Exercise data:
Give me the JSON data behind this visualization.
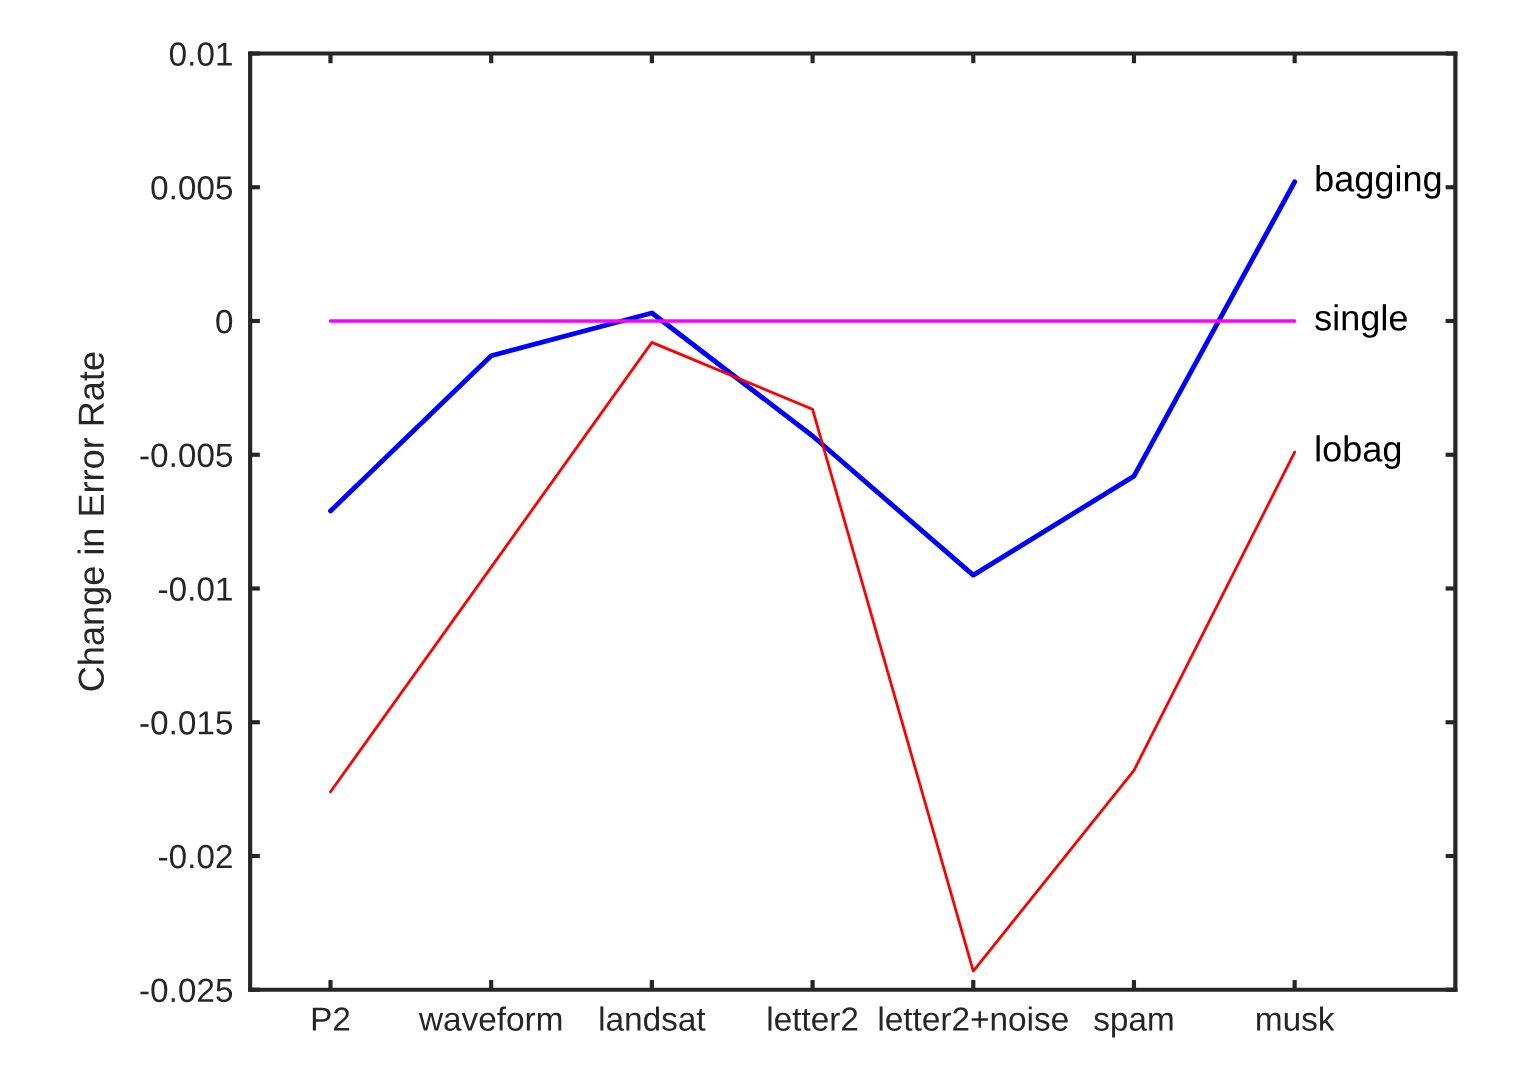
{
  "chart_data": {
    "type": "line",
    "ylabel": "Change in Error Rate",
    "categories": [
      "P2",
      "waveform",
      "landsat",
      "letter2",
      "letter2+noise",
      "spam",
      "musk"
    ],
    "series": [
      {
        "name": "bagging",
        "color": "#0000ff",
        "values": [
          -0.0071,
          -0.0013,
          0.0003,
          -0.0043,
          -0.0095,
          -0.0058,
          0.0052
        ]
      },
      {
        "name": "single",
        "color": "#ff00ff",
        "values": [
          0,
          0,
          0,
          0,
          0,
          0,
          0
        ]
      },
      {
        "name": "lobag",
        "color": "#ff0000",
        "values": [
          -0.0176,
          -0.0092,
          -0.0008,
          -0.0033,
          -0.0243,
          -0.0168,
          -0.0049
        ]
      }
    ],
    "ylim": [
      -0.025,
      0.01
    ],
    "yticks": [
      -0.025,
      -0.02,
      -0.015,
      -0.01,
      -0.005,
      0,
      0.005,
      0.01
    ],
    "grid": false,
    "legend": false,
    "marker": "none",
    "line_style": "solid"
  }
}
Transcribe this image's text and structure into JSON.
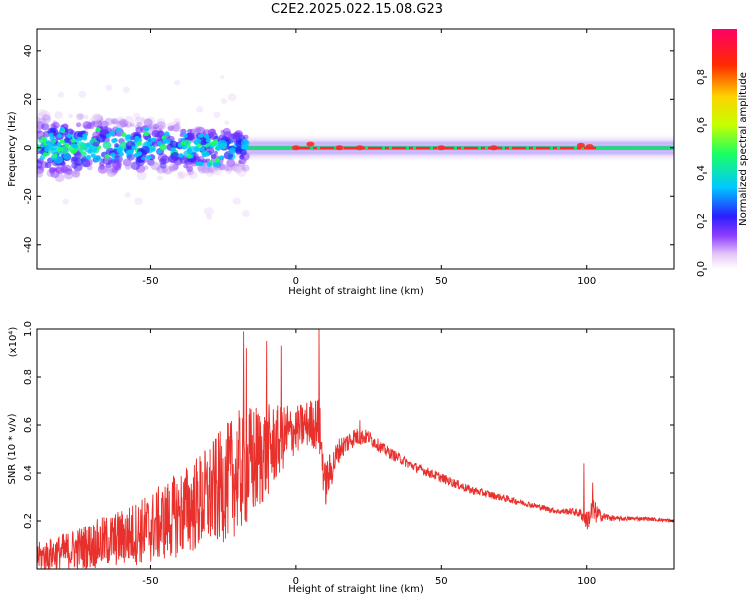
{
  "title": "C2E2.2025.022.15.08.G23",
  "chart_data": [
    {
      "type": "heatmap",
      "xlabel": "Height of straight line (km)",
      "ylabel": "Frequency (Hz)",
      "xlim": [
        -89,
        130
      ],
      "ylim": [
        -50,
        49
      ],
      "x_ticks": [
        "-50",
        "0",
        "50",
        "100"
      ],
      "y_ticks": [
        "-40",
        "-20",
        "0",
        "20",
        "40"
      ],
      "colorbar": {
        "label": "Normalized spectral amplitude",
        "range": [
          0.0,
          1.0
        ],
        "ticks": [
          "0.0",
          "0.2",
          "0.4",
          "0.6",
          "0.8"
        ],
        "colors": [
          "#ffffff",
          "#e7c9f7",
          "#8d3cff",
          "#2a1fff",
          "#00c8ff",
          "#19ff62",
          "#c6ff00",
          "#ffd200",
          "#ff2a00",
          "#ff0066"
        ]
      },
      "grid": false,
      "colors": {
        "background": "#ffffff",
        "line": "#000000"
      }
    },
    {
      "type": "line",
      "xlabel": "Height of straight line (km)",
      "ylabel": "SNR (10 * v/v)",
      "y_multiplier": "(x10⁴)",
      "xlim": [
        -89,
        130
      ],
      "ylim": [
        0,
        1.0
      ],
      "x_ticks": [
        "-50",
        "0",
        "50",
        "100"
      ],
      "y_ticks": [
        "0.2",
        "0.4",
        "0.6",
        "0.8",
        "1.0"
      ],
      "series": [
        {
          "color": "#e8302c",
          "x": [
            -89,
            -80,
            -70,
            -60,
            -50,
            -40,
            -30,
            -25,
            -20,
            -15,
            -10,
            -5,
            0,
            5,
            8,
            10,
            15,
            20,
            25,
            30,
            40,
            50,
            60,
            70,
            80,
            90,
            95,
            98,
            100,
            102,
            105,
            110,
            120,
            130
          ],
          "base": [
            0.05,
            0.07,
            0.1,
            0.13,
            0.17,
            0.23,
            0.3,
            0.35,
            0.4,
            0.44,
            0.49,
            0.54,
            0.58,
            0.61,
            0.6,
            0.35,
            0.5,
            0.55,
            0.55,
            0.5,
            0.43,
            0.38,
            0.33,
            0.3,
            0.27,
            0.24,
            0.24,
            0.23,
            0.2,
            0.24,
            0.22,
            0.21,
            0.21,
            0.2
          ],
          "noise": [
            0.06,
            0.08,
            0.1,
            0.12,
            0.15,
            0.18,
            0.22,
            0.24,
            0.26,
            0.25,
            0.2,
            0.14,
            0.1,
            0.1,
            0.12,
            0.1,
            0.05,
            0.04,
            0.03,
            0.025,
            0.02,
            0.02,
            0.018,
            0.015,
            0.012,
            0.012,
            0.015,
            0.02,
            0.04,
            0.06,
            0.02,
            0.01,
            0.008,
            0.008
          ],
          "peaks": [
            [
              -18,
              0.99
            ],
            [
              -17,
              0.92
            ],
            [
              -10,
              0.95
            ],
            [
              -5,
              0.93
            ],
            [
              8,
              1.0
            ],
            [
              -3,
              0.68
            ],
            [
              1,
              0.66
            ],
            [
              22,
              0.62
            ],
            [
              99,
              0.44
            ],
            [
              102,
              0.36
            ]
          ]
        }
      ],
      "grid": false
    }
  ]
}
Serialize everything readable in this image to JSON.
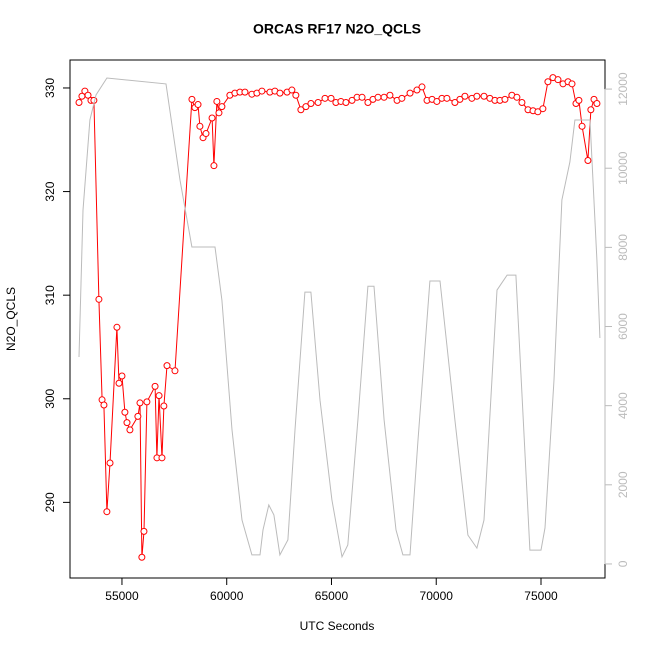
{
  "chart_data": {
    "type": "line",
    "title": "ORCAS RF17 N2O_QCLS",
    "xlabel": "UTC Seconds",
    "ylabel": "N2O_QCLS",
    "xlim": [
      52520,
      78055
    ],
    "xticks": [
      55000,
      60000,
      65000,
      70000,
      75000
    ],
    "ylim": [
      282.7,
      332.7
    ],
    "yticks": [
      290,
      300,
      310,
      320,
      330
    ],
    "y2lim": [
      -355,
      12735
    ],
    "y2ticks": [
      0,
      2000,
      4000,
      6000,
      8000,
      10000,
      12000
    ],
    "y2color": "#bbbbbb",
    "series": [
      {
        "color": "#ff0000",
        "markers": true,
        "axis": "y",
        "x": [
          52950,
          53090,
          53230,
          53380,
          53520,
          53660,
          53900,
          54050,
          54140,
          54280,
          54430,
          54760,
          54860,
          55000,
          55140,
          55240,
          55380,
          55760,
          55860,
          55950,
          56050,
          56190,
          56580,
          56670,
          56770,
          56910,
          57000,
          57150,
          57530,
          58340,
          58480,
          58630,
          58720,
          58870,
          59010,
          59300,
          59390,
          59530,
          59630,
          59770,
          60150,
          60390,
          60630,
          60870,
          61200,
          61440,
          61680,
          62060,
          62300,
          62540,
          62880,
          63110,
          63300,
          63540,
          63780,
          64020,
          64360,
          64690,
          64980,
          65210,
          65450,
          65690,
          65980,
          66220,
          66460,
          66740,
          66980,
          67220,
          67510,
          67790,
          68130,
          68360,
          68750,
          69080,
          69320,
          69560,
          69800,
          70030,
          70270,
          70510,
          70890,
          71130,
          71370,
          71700,
          71940,
          72280,
          72560,
          72800,
          73040,
          73280,
          73610,
          73850,
          74090,
          74380,
          74620,
          74850,
          75090,
          75330,
          75570,
          75810,
          76050,
          76290,
          76480,
          76670,
          76810,
          76960,
          77240,
          77380,
          77530,
          77670
        ],
        "values": [
          328.6,
          329.2,
          329.7,
          329.3,
          328.8,
          328.8,
          309.6,
          299.9,
          299.4,
          289.1,
          293.8,
          306.9,
          301.5,
          302.2,
          298.7,
          297.7,
          297.0,
          298.3,
          299.6,
          284.7,
          287.2,
          299.7,
          301.2,
          294.3,
          300.3,
          294.3,
          299.3,
          303.2,
          302.7,
          328.9,
          328.1,
          328.4,
          326.3,
          325.2,
          325.6,
          327.1,
          322.5,
          328.7,
          327.6,
          328.2,
          329.3,
          329.5,
          329.6,
          329.6,
          329.4,
          329.5,
          329.7,
          329.6,
          329.7,
          329.5,
          329.6,
          329.8,
          329.3,
          327.9,
          328.2,
          328.5,
          328.6,
          329.0,
          329.0,
          328.6,
          328.7,
          328.6,
          328.8,
          329.1,
          329.1,
          328.6,
          328.9,
          329.1,
          329.1,
          329.3,
          328.8,
          329.0,
          329.5,
          329.8,
          330.1,
          328.8,
          328.9,
          328.7,
          329.0,
          329.0,
          328.6,
          328.9,
          329.2,
          329.0,
          329.2,
          329.2,
          329.0,
          328.8,
          328.8,
          328.9,
          329.3,
          329.1,
          328.6,
          327.9,
          327.8,
          327.7,
          328.0,
          330.6,
          331.0,
          330.8,
          330.4,
          330.6,
          330.4,
          328.5,
          328.8,
          326.3,
          323.0,
          327.9,
          328.9,
          328.5
        ]
      },
      {
        "color": "#bbbbbb",
        "markers": false,
        "axis": "y2",
        "x": [
          52950,
          53140,
          53470,
          53760,
          54280,
          57100,
          57770,
          58340,
          59440,
          59770,
          60250,
          60730,
          61200,
          61590,
          61730,
          62010,
          62250,
          62540,
          62920,
          63260,
          63730,
          64020,
          64450,
          65020,
          65500,
          65780,
          66260,
          66740,
          67030,
          67510,
          68080,
          68410,
          68750,
          69130,
          69700,
          70180,
          70890,
          71510,
          71940,
          72280,
          72900,
          73380,
          73800,
          74470,
          75000,
          75190,
          75620,
          76000,
          76380,
          76620,
          77340,
          77670,
          77810
        ],
        "values": [
          5230,
          8940,
          11220,
          11850,
          12280,
          12130,
          9700,
          8010,
          8010,
          6670,
          3390,
          1110,
          230,
          230,
          860,
          1490,
          1240,
          230,
          610,
          3390,
          6870,
          6870,
          4140,
          1620,
          180,
          480,
          3640,
          7020,
          7020,
          3640,
          860,
          230,
          230,
          3130,
          7150,
          7150,
          3640,
          730,
          400,
          1110,
          6920,
          7300,
          7300,
          350,
          350,
          910,
          4650,
          9200,
          10160,
          11220,
          11220,
          7680,
          5710
        ]
      }
    ]
  }
}
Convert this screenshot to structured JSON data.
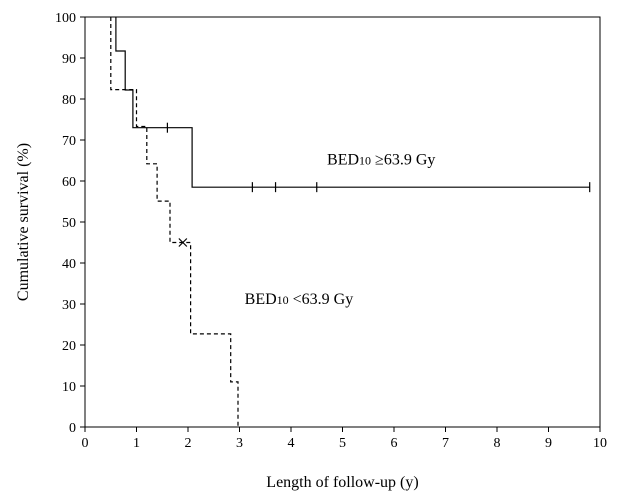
{
  "chart_data": {
    "type": "line",
    "title": "",
    "xlabel": "Length of follow-up (y)",
    "ylabel": "Cumulative survival (%)",
    "xlim": [
      0,
      10
    ],
    "ylim": [
      0,
      100
    ],
    "xticks": [
      0,
      1,
      2,
      3,
      4,
      5,
      6,
      7,
      8,
      9,
      10
    ],
    "yticks": [
      0,
      10,
      20,
      30,
      40,
      50,
      60,
      70,
      80,
      90,
      100
    ],
    "grid": false,
    "step": true,
    "series": [
      {
        "label": "BED10 ≥63.9 Gy",
        "line_style": "solid",
        "color": "#000000",
        "points": [
          [
            0.6,
            100
          ],
          [
            0.6,
            91.7
          ],
          [
            0.78,
            91.7
          ],
          [
            0.78,
            82.2
          ],
          [
            0.93,
            82.2
          ],
          [
            0.93,
            73
          ],
          [
            2.08,
            73
          ],
          [
            2.08,
            58.5
          ],
          [
            9.8,
            58.5
          ]
        ],
        "censored": [
          [
            1.6,
            73
          ],
          [
            3.25,
            58.5
          ],
          [
            3.7,
            58.5
          ],
          [
            4.5,
            58.5
          ],
          [
            9.8,
            58.5
          ]
        ]
      },
      {
        "label": "BED10 <63.9 Gy",
        "line_style": "dashed",
        "color": "#000000",
        "points": [
          [
            0.5,
            100
          ],
          [
            0.5,
            82.3
          ],
          [
            1.0,
            82.3
          ],
          [
            1.0,
            73.3
          ],
          [
            1.2,
            73.3
          ],
          [
            1.2,
            64.2
          ],
          [
            1.4,
            64.2
          ],
          [
            1.4,
            55.1
          ],
          [
            1.65,
            55.1
          ],
          [
            1.65,
            45
          ],
          [
            2.05,
            45
          ],
          [
            2.05,
            22.7
          ],
          [
            2.83,
            22.7
          ],
          [
            2.83,
            11
          ],
          [
            2.97,
            11
          ],
          [
            2.97,
            0
          ]
        ],
        "censored": [
          [
            1.9,
            45
          ]
        ]
      }
    ],
    "annotations": [
      {
        "text_main": "BED",
        "text_sub": "10",
        "text_rest": " ≥63.9 Gy",
        "x": 4.7,
        "y": 64
      },
      {
        "text_main": "BED",
        "text_sub": "10",
        "text_rest": " <63.9 Gy",
        "x": 3.1,
        "y": 30
      }
    ]
  }
}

What you should do: Lines that hold the word "ylabel" are the ones to return, every one of them.

Result of this exercise:
    "ylabel": "Change in Error Rate",
      "ylabel": "Frequency (Hz)",
      "ylabel": "SNR (10 * v/v)",
    "ylabel": "N2O_QCLS",
    "ylabel": "Cumulative survival (%)",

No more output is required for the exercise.